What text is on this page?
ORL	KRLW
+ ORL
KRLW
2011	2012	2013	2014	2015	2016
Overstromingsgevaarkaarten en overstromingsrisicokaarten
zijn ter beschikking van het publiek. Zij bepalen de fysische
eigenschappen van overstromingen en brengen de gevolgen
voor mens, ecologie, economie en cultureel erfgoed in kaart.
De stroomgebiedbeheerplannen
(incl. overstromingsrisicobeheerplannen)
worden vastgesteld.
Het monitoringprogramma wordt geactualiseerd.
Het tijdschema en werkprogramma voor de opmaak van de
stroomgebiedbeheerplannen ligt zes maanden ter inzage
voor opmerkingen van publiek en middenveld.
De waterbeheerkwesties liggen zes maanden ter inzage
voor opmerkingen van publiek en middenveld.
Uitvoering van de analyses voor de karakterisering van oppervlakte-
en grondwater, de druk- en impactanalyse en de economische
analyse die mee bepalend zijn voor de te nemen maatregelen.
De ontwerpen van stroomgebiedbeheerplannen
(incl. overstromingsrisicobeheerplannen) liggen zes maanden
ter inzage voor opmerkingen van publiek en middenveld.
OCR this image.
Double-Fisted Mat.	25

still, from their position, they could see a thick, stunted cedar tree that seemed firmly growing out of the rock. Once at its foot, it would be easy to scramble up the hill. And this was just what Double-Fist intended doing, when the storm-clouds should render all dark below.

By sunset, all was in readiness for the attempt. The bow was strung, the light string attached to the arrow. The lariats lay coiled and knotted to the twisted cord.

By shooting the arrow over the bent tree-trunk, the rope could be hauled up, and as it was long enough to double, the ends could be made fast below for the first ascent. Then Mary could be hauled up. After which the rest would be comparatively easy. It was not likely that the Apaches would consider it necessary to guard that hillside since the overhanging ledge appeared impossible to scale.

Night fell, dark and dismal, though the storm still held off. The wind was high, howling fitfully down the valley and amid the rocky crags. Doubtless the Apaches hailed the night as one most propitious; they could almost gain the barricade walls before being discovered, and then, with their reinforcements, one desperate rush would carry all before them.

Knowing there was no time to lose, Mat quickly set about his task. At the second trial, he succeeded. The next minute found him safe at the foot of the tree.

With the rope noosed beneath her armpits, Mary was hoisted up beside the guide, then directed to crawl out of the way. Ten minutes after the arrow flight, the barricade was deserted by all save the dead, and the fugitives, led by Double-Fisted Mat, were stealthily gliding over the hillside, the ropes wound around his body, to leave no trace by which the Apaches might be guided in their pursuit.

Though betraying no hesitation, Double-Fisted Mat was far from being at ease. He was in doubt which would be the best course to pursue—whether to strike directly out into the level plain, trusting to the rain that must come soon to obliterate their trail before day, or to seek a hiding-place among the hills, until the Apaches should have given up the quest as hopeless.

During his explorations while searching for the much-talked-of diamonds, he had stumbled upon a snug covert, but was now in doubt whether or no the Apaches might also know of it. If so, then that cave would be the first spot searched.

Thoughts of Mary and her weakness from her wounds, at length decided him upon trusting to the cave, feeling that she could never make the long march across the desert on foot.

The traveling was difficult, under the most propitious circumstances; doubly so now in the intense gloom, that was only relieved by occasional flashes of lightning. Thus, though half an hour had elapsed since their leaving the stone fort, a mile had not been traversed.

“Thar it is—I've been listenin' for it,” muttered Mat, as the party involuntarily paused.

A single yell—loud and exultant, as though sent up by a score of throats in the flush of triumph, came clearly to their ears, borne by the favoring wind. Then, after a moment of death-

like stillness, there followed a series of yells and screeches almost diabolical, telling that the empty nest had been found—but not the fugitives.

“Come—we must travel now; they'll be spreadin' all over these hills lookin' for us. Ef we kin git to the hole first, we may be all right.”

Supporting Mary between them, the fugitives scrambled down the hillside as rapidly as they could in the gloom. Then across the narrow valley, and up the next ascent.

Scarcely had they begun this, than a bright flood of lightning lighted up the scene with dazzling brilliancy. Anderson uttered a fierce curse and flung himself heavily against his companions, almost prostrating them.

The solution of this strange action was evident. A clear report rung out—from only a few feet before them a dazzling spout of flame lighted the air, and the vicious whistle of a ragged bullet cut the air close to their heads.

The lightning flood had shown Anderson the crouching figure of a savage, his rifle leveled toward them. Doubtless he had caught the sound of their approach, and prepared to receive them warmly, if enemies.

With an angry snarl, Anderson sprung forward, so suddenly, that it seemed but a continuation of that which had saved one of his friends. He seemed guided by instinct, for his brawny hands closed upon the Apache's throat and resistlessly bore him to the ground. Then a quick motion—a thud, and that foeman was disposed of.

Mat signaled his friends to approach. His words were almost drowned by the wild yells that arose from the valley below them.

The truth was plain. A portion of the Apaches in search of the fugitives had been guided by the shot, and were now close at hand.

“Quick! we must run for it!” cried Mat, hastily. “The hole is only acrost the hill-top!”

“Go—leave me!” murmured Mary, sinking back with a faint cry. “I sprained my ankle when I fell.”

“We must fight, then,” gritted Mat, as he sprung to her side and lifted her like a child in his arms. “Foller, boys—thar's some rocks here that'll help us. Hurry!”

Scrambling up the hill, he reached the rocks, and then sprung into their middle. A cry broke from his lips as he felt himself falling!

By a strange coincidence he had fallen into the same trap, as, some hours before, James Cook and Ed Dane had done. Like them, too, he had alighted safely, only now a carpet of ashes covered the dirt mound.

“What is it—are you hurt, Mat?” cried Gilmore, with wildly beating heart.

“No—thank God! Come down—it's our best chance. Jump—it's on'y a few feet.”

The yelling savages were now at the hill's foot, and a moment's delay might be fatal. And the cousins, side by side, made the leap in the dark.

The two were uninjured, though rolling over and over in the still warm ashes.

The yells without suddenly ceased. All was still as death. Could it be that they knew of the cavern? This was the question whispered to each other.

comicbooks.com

*****

__SET PROBLEM__. Find the count of lines in the data above where the string "found" occurs. Provide that number alone.

__EXERCISE ANSWER__. 2